**PROBLEM TO SOLVE:** State the number of lines that hold the string "τινα", with nothing added.

[Entries taken from a collection]

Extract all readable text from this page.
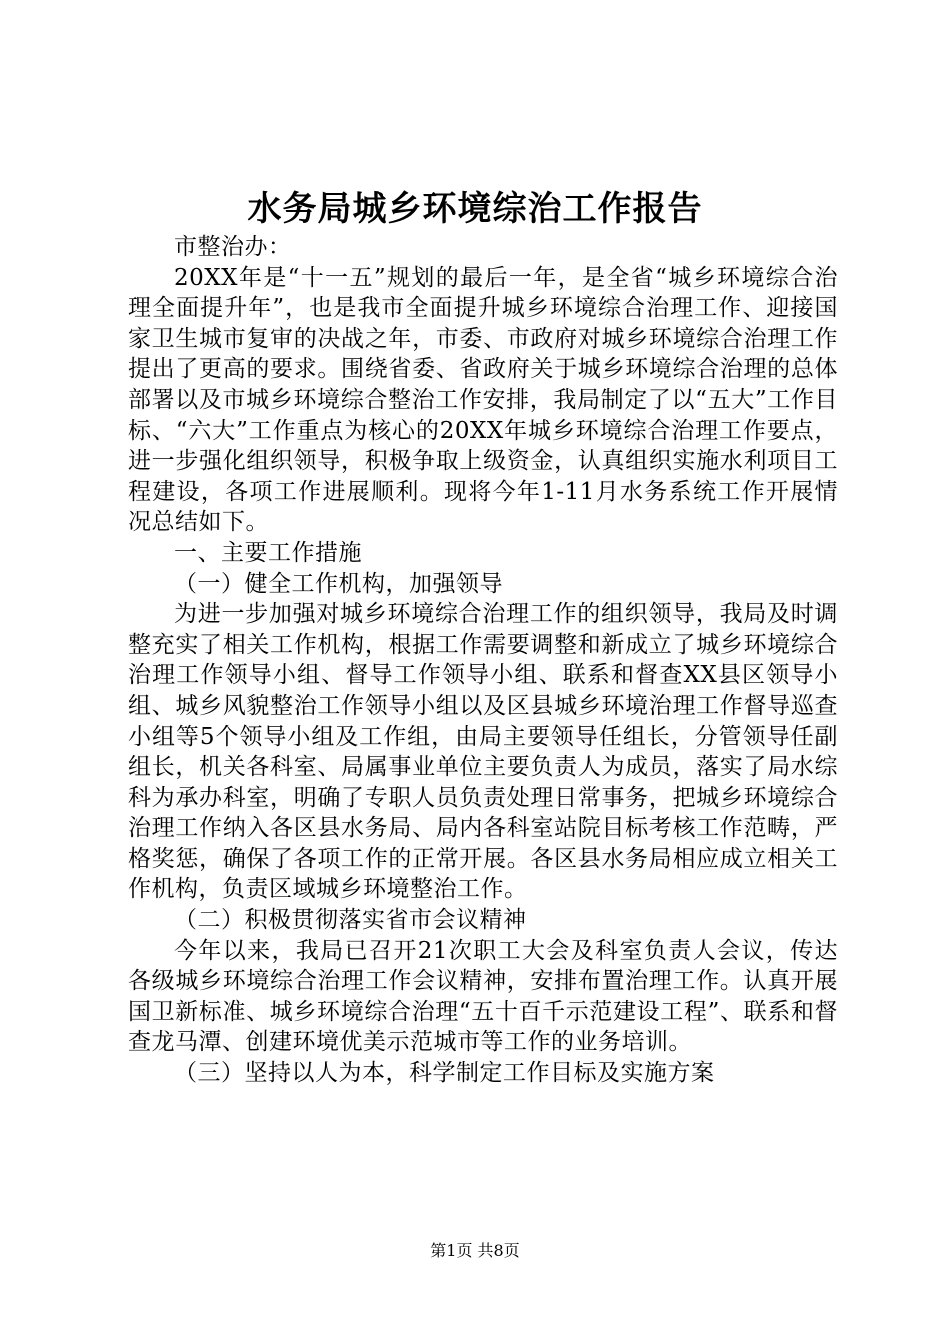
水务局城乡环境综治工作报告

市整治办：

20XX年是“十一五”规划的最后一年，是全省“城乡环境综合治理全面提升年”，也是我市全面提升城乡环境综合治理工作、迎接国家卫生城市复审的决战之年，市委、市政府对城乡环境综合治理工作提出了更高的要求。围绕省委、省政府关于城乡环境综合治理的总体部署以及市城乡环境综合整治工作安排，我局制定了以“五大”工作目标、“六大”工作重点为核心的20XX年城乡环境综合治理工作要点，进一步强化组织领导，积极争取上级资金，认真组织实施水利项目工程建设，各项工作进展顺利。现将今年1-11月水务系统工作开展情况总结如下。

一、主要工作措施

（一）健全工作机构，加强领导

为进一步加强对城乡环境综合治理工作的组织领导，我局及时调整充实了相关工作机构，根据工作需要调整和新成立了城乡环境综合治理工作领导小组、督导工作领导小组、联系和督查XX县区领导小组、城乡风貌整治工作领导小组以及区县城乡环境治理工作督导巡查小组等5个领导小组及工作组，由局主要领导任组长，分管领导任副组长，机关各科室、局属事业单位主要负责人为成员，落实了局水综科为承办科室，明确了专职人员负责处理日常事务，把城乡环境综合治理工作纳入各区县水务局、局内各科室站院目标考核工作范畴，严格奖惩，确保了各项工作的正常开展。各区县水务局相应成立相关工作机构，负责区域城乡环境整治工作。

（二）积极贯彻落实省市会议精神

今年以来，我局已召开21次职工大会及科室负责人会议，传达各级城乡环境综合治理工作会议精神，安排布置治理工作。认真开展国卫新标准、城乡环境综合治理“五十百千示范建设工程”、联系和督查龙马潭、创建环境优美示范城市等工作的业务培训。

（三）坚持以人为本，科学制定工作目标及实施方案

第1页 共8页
* * *
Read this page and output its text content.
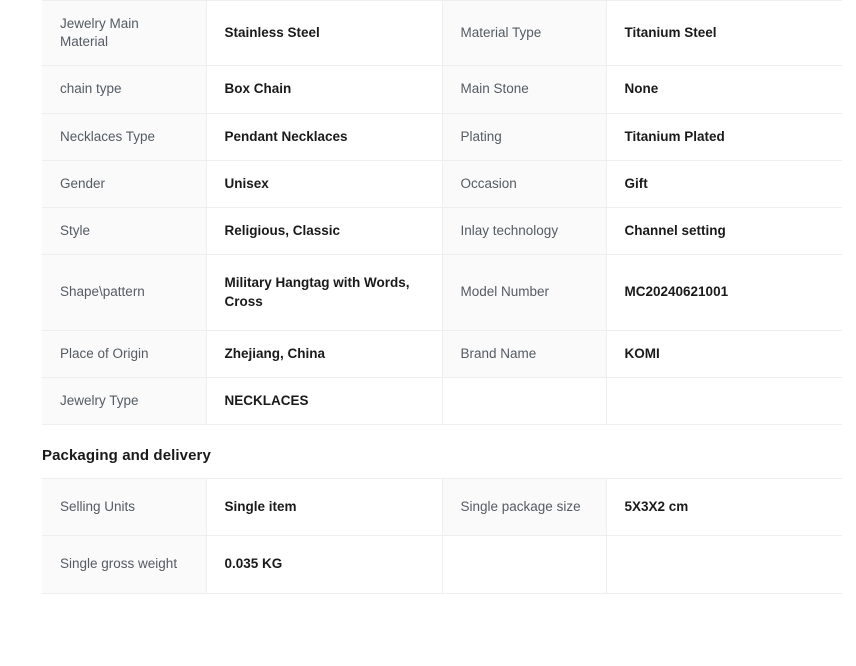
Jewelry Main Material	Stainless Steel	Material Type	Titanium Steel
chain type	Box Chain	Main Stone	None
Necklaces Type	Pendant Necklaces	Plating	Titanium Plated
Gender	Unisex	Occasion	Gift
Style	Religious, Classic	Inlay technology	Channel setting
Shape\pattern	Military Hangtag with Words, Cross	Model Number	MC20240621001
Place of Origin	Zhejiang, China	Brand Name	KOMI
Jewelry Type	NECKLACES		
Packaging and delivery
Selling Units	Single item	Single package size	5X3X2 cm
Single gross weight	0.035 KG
--
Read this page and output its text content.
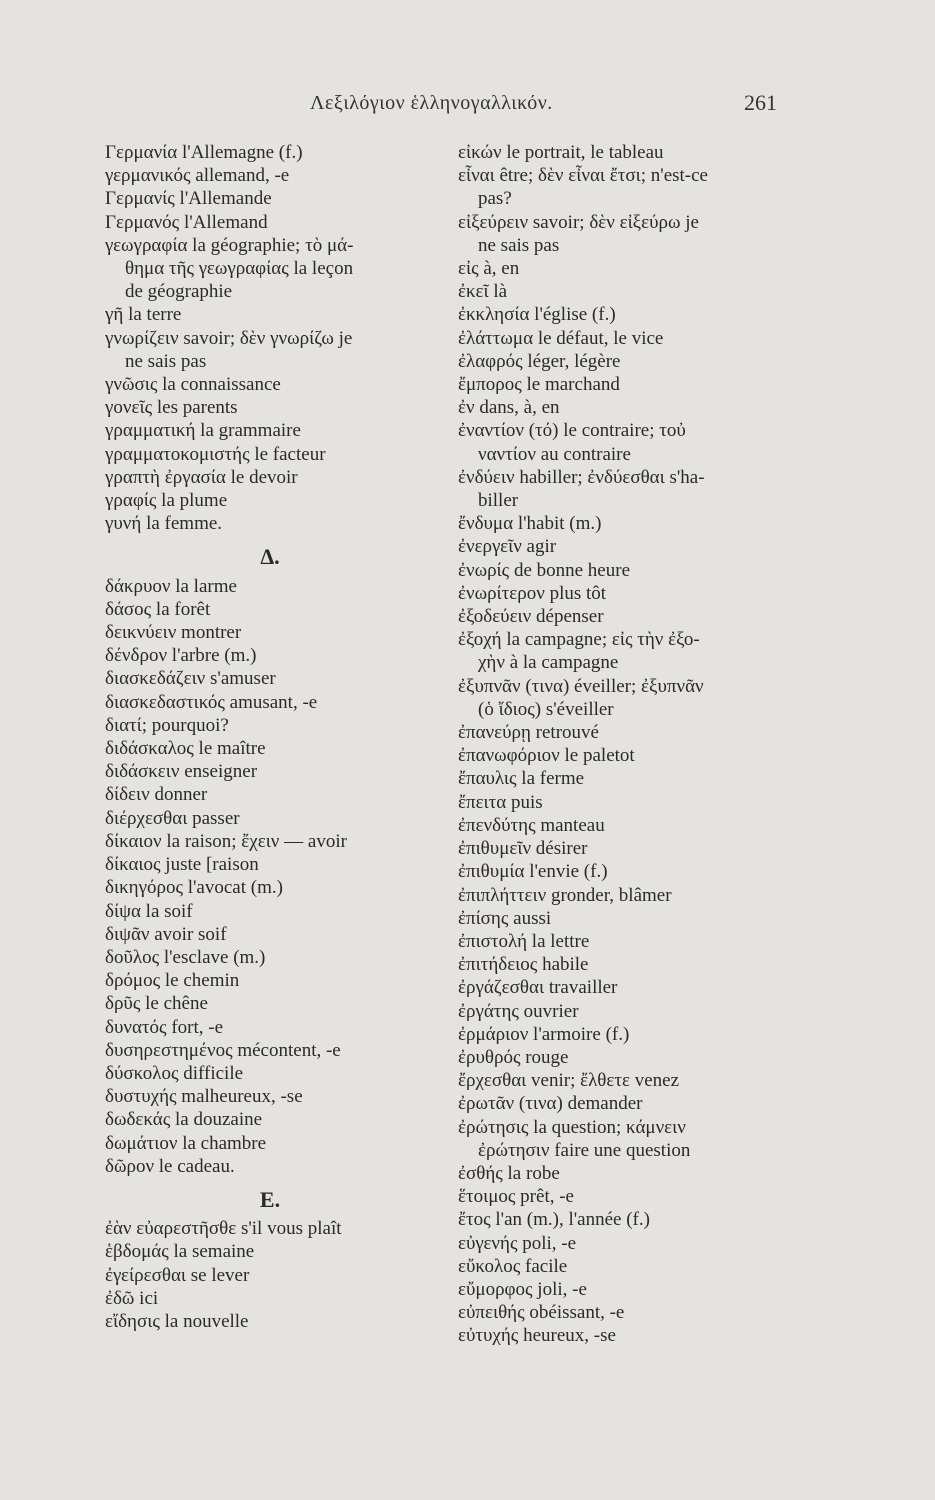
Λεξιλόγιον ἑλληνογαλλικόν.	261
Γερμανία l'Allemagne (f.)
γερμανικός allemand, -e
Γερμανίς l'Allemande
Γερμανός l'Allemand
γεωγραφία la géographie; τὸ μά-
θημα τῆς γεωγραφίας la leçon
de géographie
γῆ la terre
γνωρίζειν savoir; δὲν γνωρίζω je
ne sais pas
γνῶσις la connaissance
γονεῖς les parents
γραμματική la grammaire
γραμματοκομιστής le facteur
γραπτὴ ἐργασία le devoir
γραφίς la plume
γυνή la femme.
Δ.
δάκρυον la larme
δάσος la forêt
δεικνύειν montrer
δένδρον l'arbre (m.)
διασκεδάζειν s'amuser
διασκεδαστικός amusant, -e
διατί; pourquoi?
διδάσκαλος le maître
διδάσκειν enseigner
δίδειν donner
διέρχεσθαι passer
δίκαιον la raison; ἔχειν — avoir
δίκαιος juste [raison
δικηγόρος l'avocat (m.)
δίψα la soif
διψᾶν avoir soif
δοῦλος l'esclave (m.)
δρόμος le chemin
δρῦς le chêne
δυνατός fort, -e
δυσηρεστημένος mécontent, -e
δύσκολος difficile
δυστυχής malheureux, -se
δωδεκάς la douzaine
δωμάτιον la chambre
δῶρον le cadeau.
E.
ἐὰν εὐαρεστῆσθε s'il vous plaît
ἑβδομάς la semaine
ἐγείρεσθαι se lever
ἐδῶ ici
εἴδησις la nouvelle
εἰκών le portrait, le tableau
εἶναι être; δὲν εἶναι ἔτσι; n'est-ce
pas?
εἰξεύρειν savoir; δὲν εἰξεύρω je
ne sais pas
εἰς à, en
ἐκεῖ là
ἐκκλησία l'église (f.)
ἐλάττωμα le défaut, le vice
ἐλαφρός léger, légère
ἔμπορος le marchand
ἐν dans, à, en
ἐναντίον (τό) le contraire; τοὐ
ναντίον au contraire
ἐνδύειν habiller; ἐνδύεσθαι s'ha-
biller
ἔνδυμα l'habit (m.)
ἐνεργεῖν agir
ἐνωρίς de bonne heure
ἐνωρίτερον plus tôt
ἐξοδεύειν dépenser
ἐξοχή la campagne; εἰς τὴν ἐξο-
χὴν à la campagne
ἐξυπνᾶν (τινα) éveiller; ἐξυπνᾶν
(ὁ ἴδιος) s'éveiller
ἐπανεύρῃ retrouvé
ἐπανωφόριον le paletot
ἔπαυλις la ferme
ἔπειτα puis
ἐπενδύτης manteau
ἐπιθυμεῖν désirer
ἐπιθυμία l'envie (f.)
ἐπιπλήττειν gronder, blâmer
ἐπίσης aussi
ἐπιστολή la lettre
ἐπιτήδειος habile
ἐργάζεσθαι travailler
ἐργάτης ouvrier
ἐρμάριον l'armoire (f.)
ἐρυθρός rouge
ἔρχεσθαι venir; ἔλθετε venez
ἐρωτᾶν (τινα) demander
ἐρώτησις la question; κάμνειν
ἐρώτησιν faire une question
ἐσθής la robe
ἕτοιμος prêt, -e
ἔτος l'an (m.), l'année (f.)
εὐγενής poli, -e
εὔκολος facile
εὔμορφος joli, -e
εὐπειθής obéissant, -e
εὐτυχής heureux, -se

**OUTPUT FOR THIS EXERCISE:** 2